(REQUEST)
Repeat the full listing, word for word.

(RECORDS SHOWN)
START
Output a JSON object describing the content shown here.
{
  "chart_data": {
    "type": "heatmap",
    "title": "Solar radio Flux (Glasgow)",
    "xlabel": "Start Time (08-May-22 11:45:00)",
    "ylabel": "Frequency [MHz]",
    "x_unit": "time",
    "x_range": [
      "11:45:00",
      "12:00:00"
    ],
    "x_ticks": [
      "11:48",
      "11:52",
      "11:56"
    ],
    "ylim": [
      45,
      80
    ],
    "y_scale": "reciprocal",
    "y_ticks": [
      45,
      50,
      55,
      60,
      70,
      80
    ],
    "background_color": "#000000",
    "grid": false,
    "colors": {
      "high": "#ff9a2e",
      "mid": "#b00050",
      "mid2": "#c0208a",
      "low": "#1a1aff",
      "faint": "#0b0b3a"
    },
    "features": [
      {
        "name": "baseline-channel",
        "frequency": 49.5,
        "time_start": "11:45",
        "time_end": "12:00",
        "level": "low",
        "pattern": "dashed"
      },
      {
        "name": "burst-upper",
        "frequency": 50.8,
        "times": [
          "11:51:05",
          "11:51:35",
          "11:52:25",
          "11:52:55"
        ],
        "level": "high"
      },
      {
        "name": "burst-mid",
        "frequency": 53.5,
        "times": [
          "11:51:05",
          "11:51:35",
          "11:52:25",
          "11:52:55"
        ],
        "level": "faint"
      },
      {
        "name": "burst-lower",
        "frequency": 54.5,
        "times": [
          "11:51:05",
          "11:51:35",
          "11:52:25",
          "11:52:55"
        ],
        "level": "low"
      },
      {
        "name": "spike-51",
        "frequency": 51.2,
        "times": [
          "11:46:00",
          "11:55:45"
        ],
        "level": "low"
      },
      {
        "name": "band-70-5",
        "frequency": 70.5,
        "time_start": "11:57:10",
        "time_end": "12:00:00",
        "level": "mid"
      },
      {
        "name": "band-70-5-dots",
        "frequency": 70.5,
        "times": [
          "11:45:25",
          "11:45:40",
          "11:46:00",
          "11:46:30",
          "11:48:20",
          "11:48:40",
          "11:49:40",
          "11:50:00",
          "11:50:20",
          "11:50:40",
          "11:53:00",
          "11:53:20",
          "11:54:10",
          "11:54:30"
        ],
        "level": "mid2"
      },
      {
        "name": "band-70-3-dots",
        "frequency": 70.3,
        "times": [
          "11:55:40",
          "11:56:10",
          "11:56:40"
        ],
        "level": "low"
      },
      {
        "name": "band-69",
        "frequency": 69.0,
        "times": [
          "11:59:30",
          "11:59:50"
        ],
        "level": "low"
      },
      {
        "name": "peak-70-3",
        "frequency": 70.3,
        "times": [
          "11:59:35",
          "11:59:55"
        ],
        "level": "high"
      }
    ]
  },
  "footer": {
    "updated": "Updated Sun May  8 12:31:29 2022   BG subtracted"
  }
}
END
(RESULT FOR THIS TASK)
Output a JSON object describing the content shown here.
{
  "chart_data": {
    "type": "heatmap",
    "title": "Solar radio Flux (Glasgow)",
    "xlabel": "Start Time (08-May-22 11:45:00)",
    "ylabel": "Frequency [MHz]",
    "x_unit": "time",
    "x_range": [
      "11:45:00",
      "12:00:00"
    ],
    "x_ticks": [
      "11:48",
      "11:52",
      "11:56"
    ],
    "ylim": [
      45,
      80
    ],
    "y_scale": "reciprocal",
    "y_ticks": [
      45,
      50,
      55,
      60,
      70,
      80
    ],
    "background_color": "#000000",
    "grid": false,
    "colors": {
      "high": "#ff9a2e",
      "mid": "#b00050",
      "mid2": "#c0208a",
      "low": "#1a1aff",
      "faint": "#0b0b3a"
    },
    "features": [
      {
        "name": "baseline-channel",
        "frequency": 49.5,
        "time_start": "11:45",
        "time_end": "12:00",
        "level": "low",
        "pattern": "dashed"
      },
      {
        "name": "burst-upper",
        "frequency": 50.8,
        "times": [
          "11:51:05",
          "11:51:35",
          "11:52:25",
          "11:52:55"
        ],
        "level": "high"
      },
      {
        "name": "burst-mid",
        "frequency": 53.5,
        "times": [
          "11:51:05",
          "11:51:35",
          "11:52:25",
          "11:52:55"
        ],
        "level": "faint"
      },
      {
        "name": "burst-lower",
        "frequency": 54.5,
        "times": [
          "11:51:05",
          "11:51:35",
          "11:52:25",
          "11:52:55"
        ],
        "level": "low"
      },
      {
        "name": "spike-51",
        "frequency": 51.2,
        "times": [
          "11:46:00",
          "11:55:45"
        ],
        "level": "low"
      },
      {
        "name": "band-70-5",
        "frequency": 70.5,
        "time_start": "11:57:10",
        "time_end": "12:00:00",
        "level": "mid"
      },
      {
        "name": "band-70-5-dots",
        "frequency": 70.5,
        "times": [
          "11:45:25",
          "11:45:40",
          "11:46:00",
          "11:46:30",
          "11:48:20",
          "11:48:40",
          "11:49:40",
          "11:50:00",
          "11:50:20",
          "11:50:40",
          "11:53:00",
          "11:53:20",
          "11:54:10",
          "11:54:30"
        ],
        "level": "mid2"
      },
      {
        "name": "band-70-3-dots",
        "frequency": 70.3,
        "times": [
          "11:55:40",
          "11:56:10",
          "11:56:40"
        ],
        "level": "low"
      },
      {
        "name": "band-69",
        "frequency": 69.0,
        "times": [
          "11:59:30",
          "11:59:50"
        ],
        "level": "low"
      },
      {
        "name": "peak-70-3",
        "frequency": 70.3,
        "times": [
          "11:59:35",
          "11:59:55"
        ],
        "level": "high"
      }
    ]
  },
  "footer": {
    "updated": "Updated Sun May  8 12:31:29 2022   BG subtracted"
  }
}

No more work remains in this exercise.